# Written request
Copy the entries below exactly. Images do not belong in the copy.

─── Dataset records ───

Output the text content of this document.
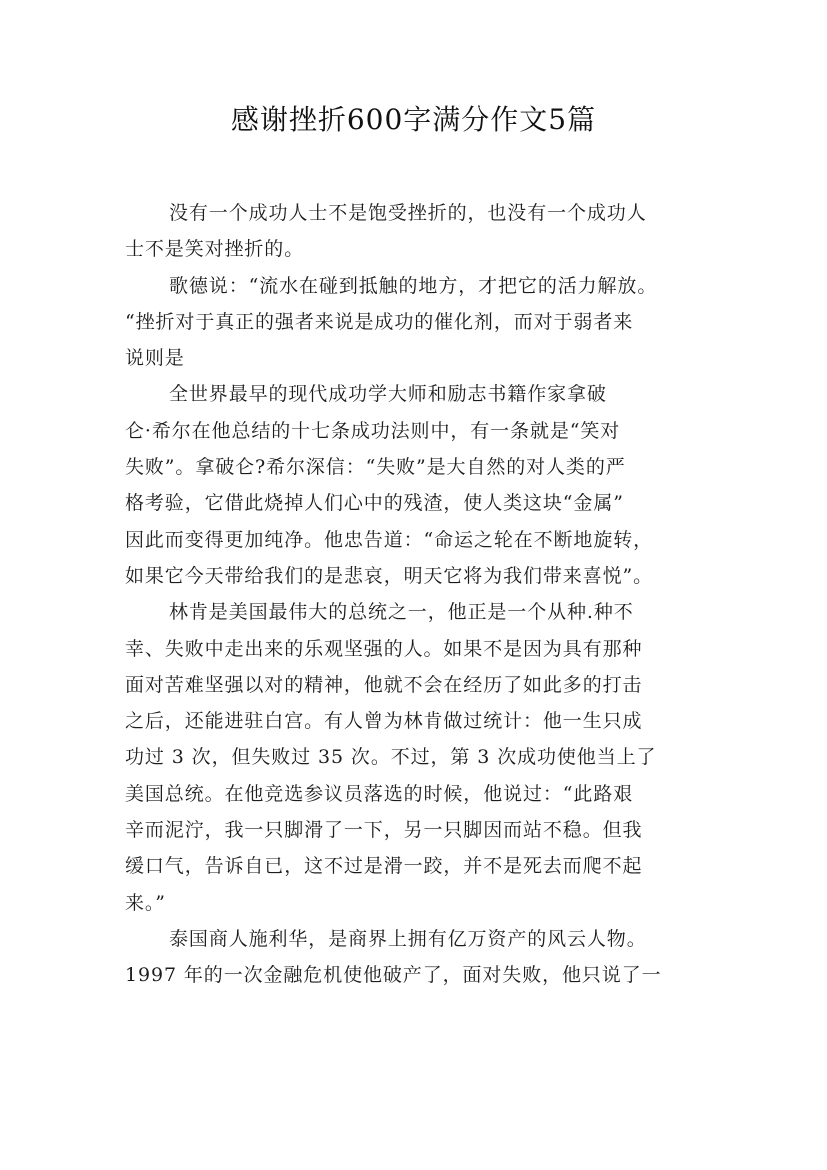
感谢挫折600字满分作文5篇
没有一个成功人士不是饱受挫折的，也没有一个成功人
士不是笑对挫折的。
歌德说：“流水在碰到抵触的地方，才把它的活力解放。
“挫折对于真正的强者来说是成功的催化剂，而对于弱者来
说则是
全世界最早的现代成功学大师和励志书籍作家拿破
仑·希尔在他总结的十七条成功法则中，有一条就是“笑对
失败”。拿破仑?希尔深信：“失败”是大自然的对人类的严
格考验，它借此烧掉人们心中的残渣，使人类这块“金属”
因此而变得更加纯净。他忠告道：“命运之轮在不断地旋转，
如果它今天带给我们的是悲哀，明天它将为我们带来喜悦”。
林肯是美国最伟大的总统之一，他正是一个从种.种不
幸、失败中走出来的乐观坚强的人。如果不是因为具有那种
面对苦难坚强以对的精神，他就不会在经历了如此多的打击
之后，还能进驻白宫。有人曾为林肯做过统计：他一生只成
功过 3 次，但失败过 35 次。不过，第 3 次成功使他当上了
美国总统。在他竞选参议员落选的时候，他说过：“此路艰
辛而泥泞，我一只脚滑了一下，另一只脚因而站不稳。但我
缓口气，告诉自已，这不过是滑一跤，并不是死去而爬不起
来。”
泰国商人施利华，是商界上拥有亿万资产的风云人物。
1997 年的一次金融危机使他破产了，面对失败，他只说了一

───

# Answer
Output the text content of this document.
感谢挫折600字满分作文5篇
没有一个成功人士不是饱受挫折的，也没有一个成功人
士不是笑对挫折的。
歌德说：“流水在碰到抵触的地方，才把它的活力解放。
“挫折对于真正的强者来说是成功的催化剂，而对于弱者来
说则是
全世界最早的现代成功学大师和励志书籍作家拿破
仑·希尔在他总结的十七条成功法则中，有一条就是“笑对
失败”。拿破仑?希尔深信：“失败”是大自然的对人类的严
格考验，它借此烧掉人们心中的残渣，使人类这块“金属”
因此而变得更加纯净。他忠告道：“命运之轮在不断地旋转，
如果它今天带给我们的是悲哀，明天它将为我们带来喜悦”。
林肯是美国最伟大的总统之一，他正是一个从种.种不
幸、失败中走出来的乐观坚强的人。如果不是因为具有那种
面对苦难坚强以对的精神，他就不会在经历了如此多的打击
之后，还能进驻白宫。有人曾为林肯做过统计：他一生只成
功过 3 次，但失败过 35 次。不过，第 3 次成功使他当上了
美国总统。在他竞选参议员落选的时候，他说过：“此路艰
辛而泥泞，我一只脚滑了一下，另一只脚因而站不稳。但我
缓口气，告诉自已，这不过是滑一跤，并不是死去而爬不起
来。”
泰国商人施利华，是商界上拥有亿万资产的风云人物。
1997 年的一次金融危机使他破产了，面对失败，他只说了一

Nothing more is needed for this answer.